[Consignes du problème]: Imprimez à l'identique toutes les lignes de chaque item.

[Données de coordonnées de mise en page]:
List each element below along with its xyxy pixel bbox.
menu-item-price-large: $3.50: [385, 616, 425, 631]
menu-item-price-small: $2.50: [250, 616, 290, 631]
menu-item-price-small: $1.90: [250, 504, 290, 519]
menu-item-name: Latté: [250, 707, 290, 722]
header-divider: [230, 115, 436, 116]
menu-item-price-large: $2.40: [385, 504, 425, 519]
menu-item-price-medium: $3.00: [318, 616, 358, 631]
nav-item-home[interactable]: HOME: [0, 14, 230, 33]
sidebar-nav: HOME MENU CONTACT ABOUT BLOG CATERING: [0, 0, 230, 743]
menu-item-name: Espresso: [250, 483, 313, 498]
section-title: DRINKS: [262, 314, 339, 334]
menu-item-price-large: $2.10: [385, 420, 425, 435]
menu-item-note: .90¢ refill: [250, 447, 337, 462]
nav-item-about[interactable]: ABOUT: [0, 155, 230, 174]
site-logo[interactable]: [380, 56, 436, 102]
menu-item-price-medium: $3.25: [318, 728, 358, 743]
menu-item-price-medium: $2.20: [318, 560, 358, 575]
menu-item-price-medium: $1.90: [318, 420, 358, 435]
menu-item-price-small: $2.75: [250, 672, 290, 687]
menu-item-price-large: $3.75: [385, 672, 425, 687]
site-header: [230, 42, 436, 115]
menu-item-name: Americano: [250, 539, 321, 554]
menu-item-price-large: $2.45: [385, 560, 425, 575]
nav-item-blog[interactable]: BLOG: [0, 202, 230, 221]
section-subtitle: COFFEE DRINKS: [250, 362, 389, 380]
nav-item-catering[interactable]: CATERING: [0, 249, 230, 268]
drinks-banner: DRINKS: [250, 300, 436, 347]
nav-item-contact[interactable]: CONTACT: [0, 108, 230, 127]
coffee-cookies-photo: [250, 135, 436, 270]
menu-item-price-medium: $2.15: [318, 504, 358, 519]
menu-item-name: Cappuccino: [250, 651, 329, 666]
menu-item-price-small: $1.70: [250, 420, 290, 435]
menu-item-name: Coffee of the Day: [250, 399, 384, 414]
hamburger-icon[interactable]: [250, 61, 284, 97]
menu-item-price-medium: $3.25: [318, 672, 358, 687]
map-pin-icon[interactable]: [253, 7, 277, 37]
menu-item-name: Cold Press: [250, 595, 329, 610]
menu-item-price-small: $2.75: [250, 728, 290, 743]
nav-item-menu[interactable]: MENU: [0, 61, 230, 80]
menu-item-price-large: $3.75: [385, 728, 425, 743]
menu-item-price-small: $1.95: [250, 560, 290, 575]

[Corrigé de l'exercice]:
List each element below along with its xyxy pixel bbox.
menu-item-price-large: $3.50: [385, 616, 425, 631]
menu-item-price-small: $2.50: [250, 616, 290, 631]
menu-item-price-small: $1.90: [250, 504, 290, 519]
menu-item-name: Latté: [250, 707, 290, 722]
header-divider: [230, 115, 436, 116]
menu-item-price-large: $2.40: [385, 504, 425, 519]
menu-item-price-medium: $3.00: [318, 616, 358, 631]
nav-item-home[interactable]: HOME: [0, 14, 230, 33]
sidebar-nav: HOME MENU CONTACT ABOUT BLOG CATERING: [0, 0, 230, 743]
menu-item-name: Espresso: [250, 483, 313, 498]
section-title: DRINKS: [262, 314, 339, 334]
menu-item-price-large: $2.10: [385, 420, 425, 435]
menu-item-note: .90¢ refill: [250, 447, 337, 462]
nav-item-about[interactable]: ABOUT: [0, 155, 230, 174]
site-logo[interactable]: [380, 56, 436, 102]
menu-item-price-medium: $3.25: [318, 728, 358, 743]
menu-item-price-medium: $2.20: [318, 560, 358, 575]
menu-item-price-medium: $1.90: [318, 420, 358, 435]
menu-item-price-small: $2.75: [250, 672, 290, 687]
menu-item-price-large: $3.75: [385, 672, 425, 687]
site-header: [230, 42, 436, 115]
menu-item-name: Americano: [250, 539, 321, 554]
menu-item-price-large: $2.45: [385, 560, 425, 575]
nav-item-blog[interactable]: BLOG: [0, 202, 230, 221]
section-subtitle: COFFEE DRINKS: [250, 362, 389, 380]
nav-item-catering[interactable]: CATERING: [0, 249, 230, 268]
drinks-banner: DRINKS: [250, 300, 436, 347]
nav-item-contact[interactable]: CONTACT: [0, 108, 230, 127]
coffee-cookies-photo: [250, 135, 436, 270]
menu-item-price-medium: $2.15: [318, 504, 358, 519]
menu-item-name: Cappuccino: [250, 651, 329, 666]
menu-item-price-small: $1.70: [250, 420, 290, 435]
menu-item-name: Coffee of the Day: [250, 399, 384, 414]
hamburger-icon[interactable]: [250, 61, 284, 97]
menu-item-price-medium: $3.25: [318, 672, 358, 687]
map-pin-icon[interactable]: [253, 7, 277, 37]
menu-item-name: Cold Press: [250, 595, 329, 610]
menu-item-price-small: $2.75: [250, 728, 290, 743]
nav-item-menu[interactable]: MENU: [0, 61, 230, 80]
menu-item-price-large: $3.75: [385, 728, 425, 743]
menu-item-price-small: $1.95: [250, 560, 290, 575]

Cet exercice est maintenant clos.